**Source material**
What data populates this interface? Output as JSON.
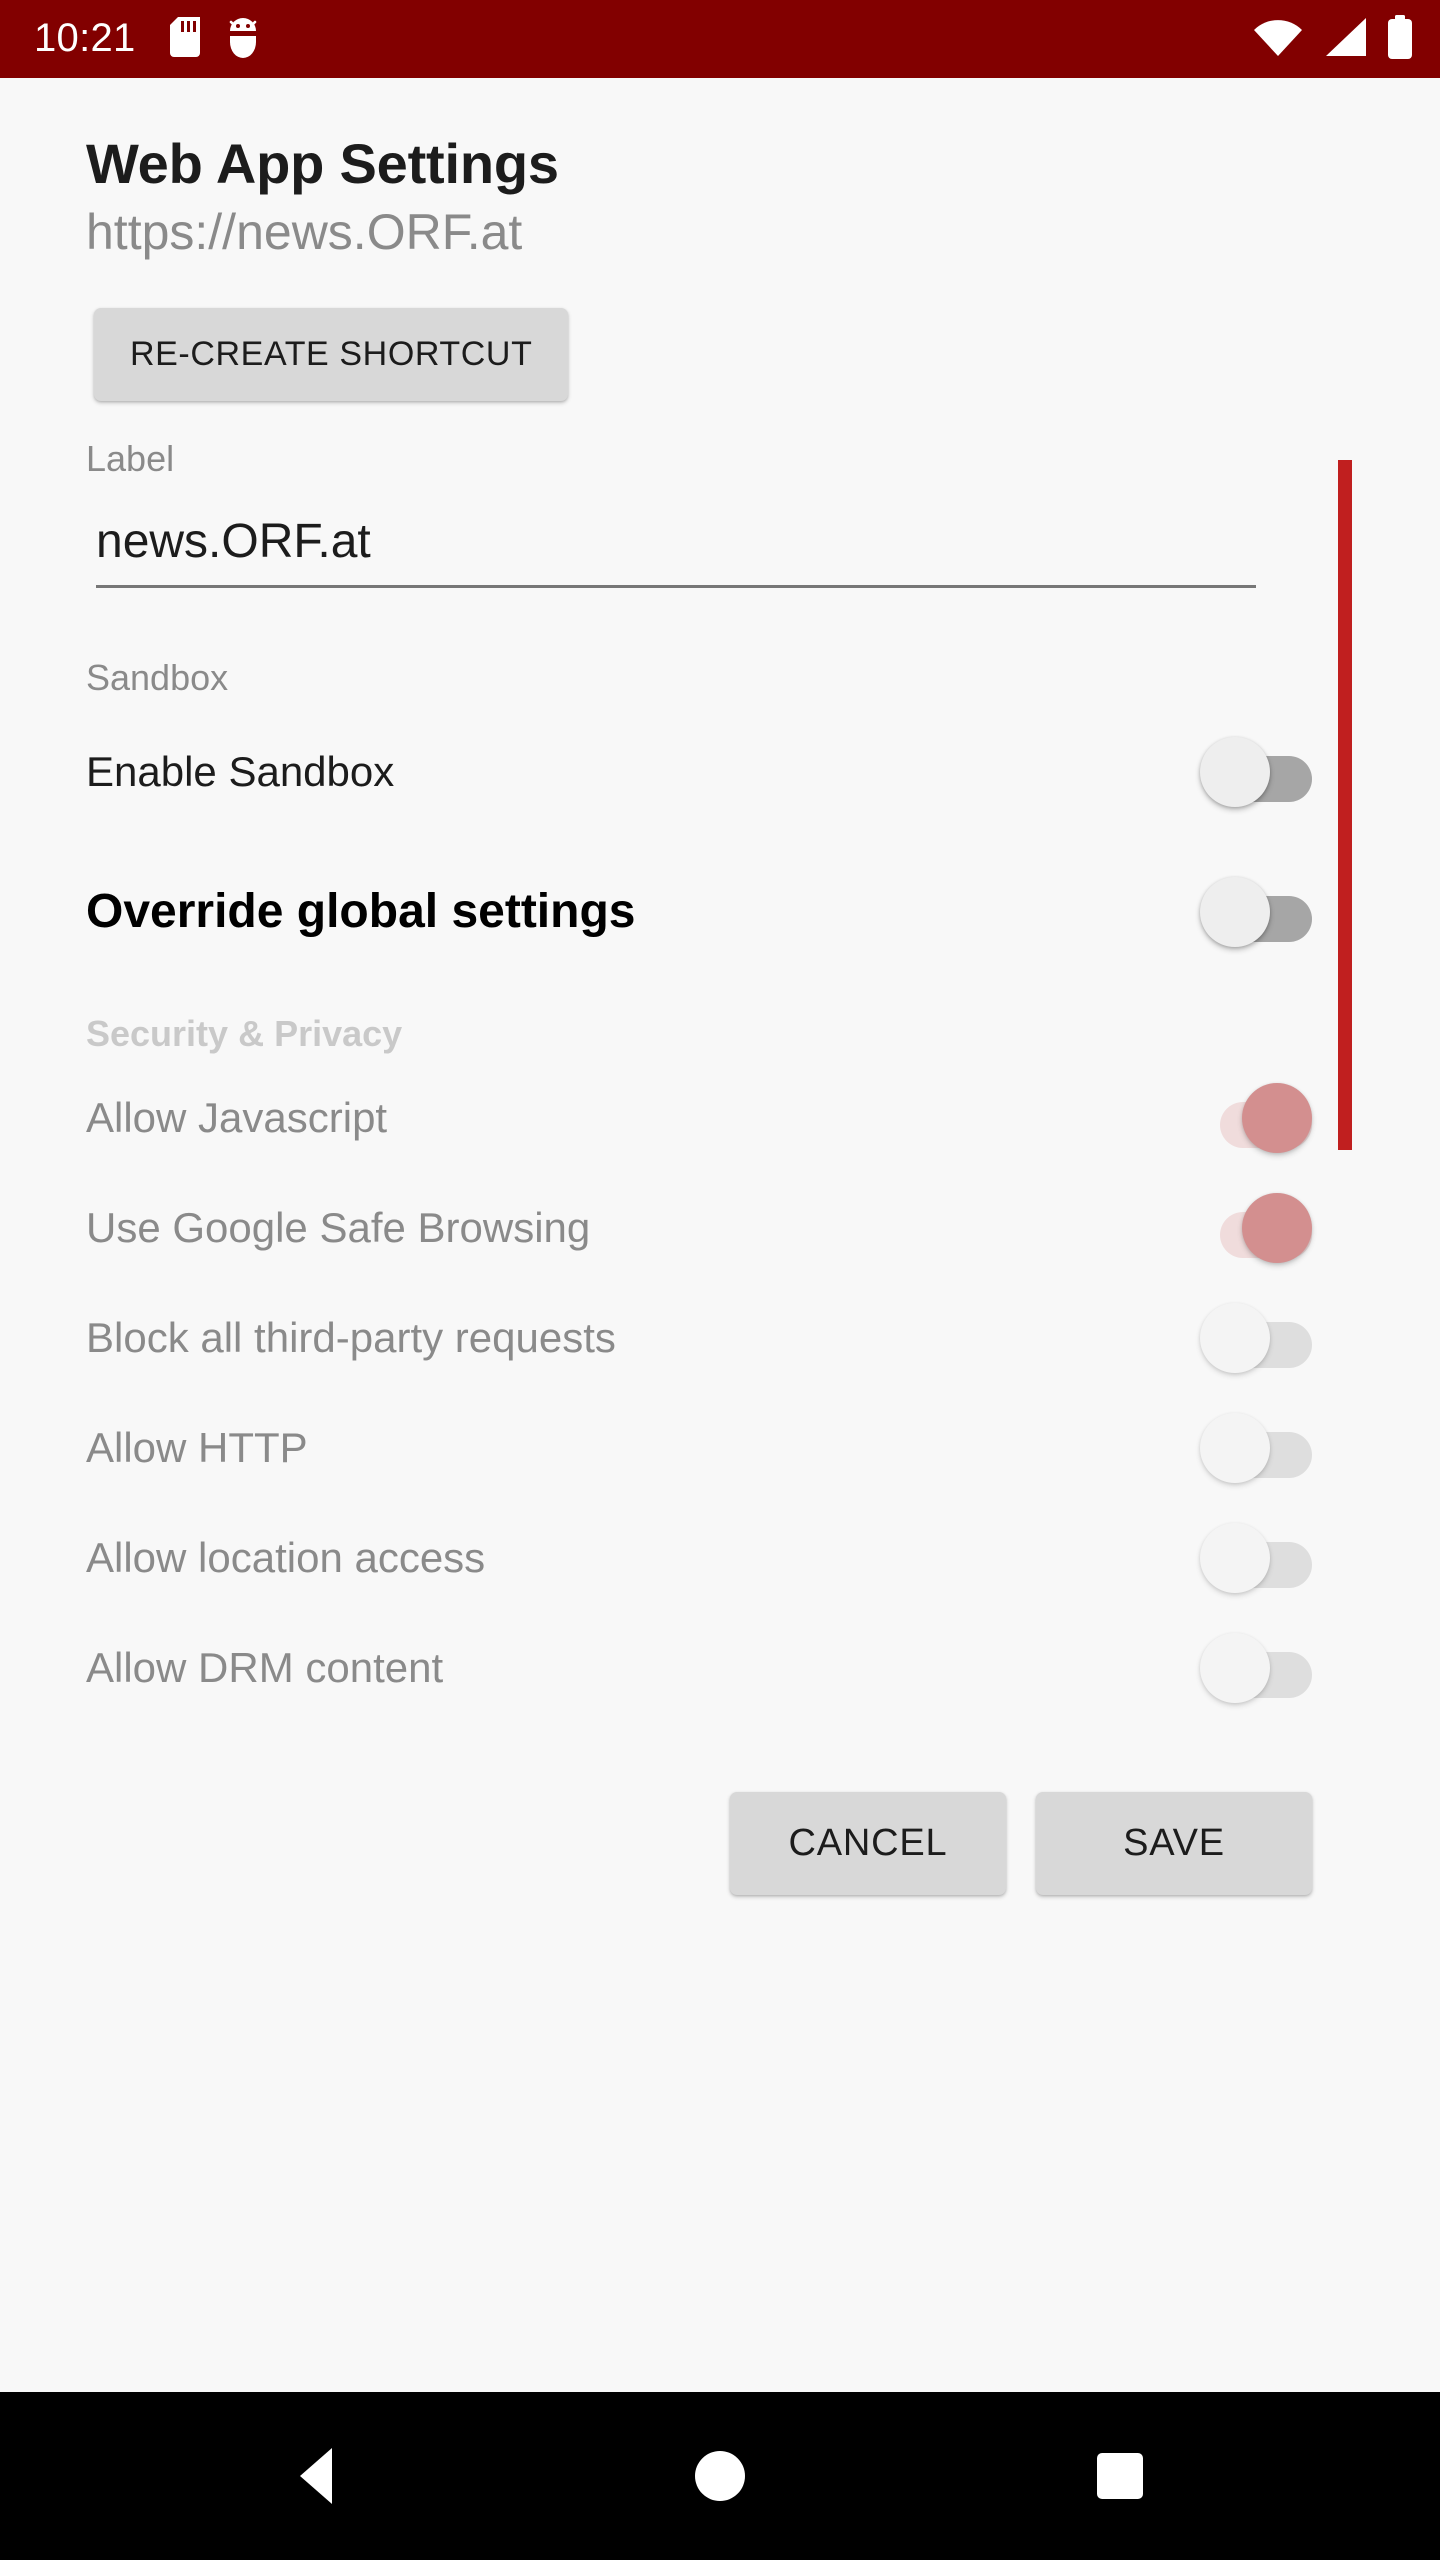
{
  "status_bar": {
    "time": "10:21",
    "background_color": "#820000",
    "left_icons": [
      "sd-card-icon",
      "android-debug-icon"
    ],
    "right_icons": [
      "wifi-icon",
      "cellular-signal-icon",
      "battery-full-icon"
    ]
  },
  "header": {
    "title": "Web App Settings",
    "subtitle": "https://news.ORF.at"
  },
  "shortcut": {
    "recreate_label": "RE-CREATE SHORTCUT"
  },
  "label_field": {
    "hint": "Label",
    "value": "news.ORF.at",
    "placeholder": "Label"
  },
  "sandbox": {
    "section_header": "Sandbox",
    "rows": [
      {
        "label": "Enable Sandbox",
        "state": "off",
        "enabled": true
      }
    ]
  },
  "override": {
    "label": "Override global settings",
    "state": "off",
    "enabled": true
  },
  "security_privacy": {
    "section_header": "Security & Privacy",
    "disabled": true,
    "rows": [
      {
        "label": "Allow Javascript",
        "state": "on",
        "enabled": false
      },
      {
        "label": "Use Google Safe Browsing",
        "state": "on",
        "enabled": false
      },
      {
        "label": "Block all third-party requests",
        "state": "off",
        "enabled": false
      },
      {
        "label": "Allow HTTP",
        "state": "off",
        "enabled": false
      },
      {
        "label": "Allow location access",
        "state": "off",
        "enabled": false
      },
      {
        "label": "Allow DRM content",
        "state": "off",
        "enabled": false
      }
    ]
  },
  "actions": {
    "cancel_label": "CANCEL",
    "save_label": "SAVE"
  },
  "scrollbar": {
    "color": "#c01f1f"
  },
  "nav_bar": {
    "back": "back-icon",
    "home": "home-icon",
    "recents": "recents-icon"
  },
  "colors": {
    "accent": "#c01f1f",
    "status_bar": "#820000",
    "background": "#f8f8f8",
    "button": "#d8d8d8"
  }
}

**Problem requirements**
Pictures are to be left out; the records above must be repeated word for word.

**Result**
What data populates this interface? Output as JSON.
{
  "status_bar": {
    "time": "10:21",
    "background_color": "#820000",
    "left_icons": [
      "sd-card-icon",
      "android-debug-icon"
    ],
    "right_icons": [
      "wifi-icon",
      "cellular-signal-icon",
      "battery-full-icon"
    ]
  },
  "header": {
    "title": "Web App Settings",
    "subtitle": "https://news.ORF.at"
  },
  "shortcut": {
    "recreate_label": "RE-CREATE SHORTCUT"
  },
  "label_field": {
    "hint": "Label",
    "value": "news.ORF.at",
    "placeholder": "Label"
  },
  "sandbox": {
    "section_header": "Sandbox",
    "rows": [
      {
        "label": "Enable Sandbox",
        "state": "off",
        "enabled": true
      }
    ]
  },
  "override": {
    "label": "Override global settings",
    "state": "off",
    "enabled": true
  },
  "security_privacy": {
    "section_header": "Security & Privacy",
    "disabled": true,
    "rows": [
      {
        "label": "Allow Javascript",
        "state": "on",
        "enabled": false
      },
      {
        "label": "Use Google Safe Browsing",
        "state": "on",
        "enabled": false
      },
      {
        "label": "Block all third-party requests",
        "state": "off",
        "enabled": false
      },
      {
        "label": "Allow HTTP",
        "state": "off",
        "enabled": false
      },
      {
        "label": "Allow location access",
        "state": "off",
        "enabled": false
      },
      {
        "label": "Allow DRM content",
        "state": "off",
        "enabled": false
      }
    ]
  },
  "actions": {
    "cancel_label": "CANCEL",
    "save_label": "SAVE"
  },
  "scrollbar": {
    "color": "#c01f1f"
  },
  "nav_bar": {
    "back": "back-icon",
    "home": "home-icon",
    "recents": "recents-icon"
  },
  "colors": {
    "accent": "#c01f1f",
    "status_bar": "#820000",
    "background": "#f8f8f8",
    "button": "#d8d8d8"
  }
}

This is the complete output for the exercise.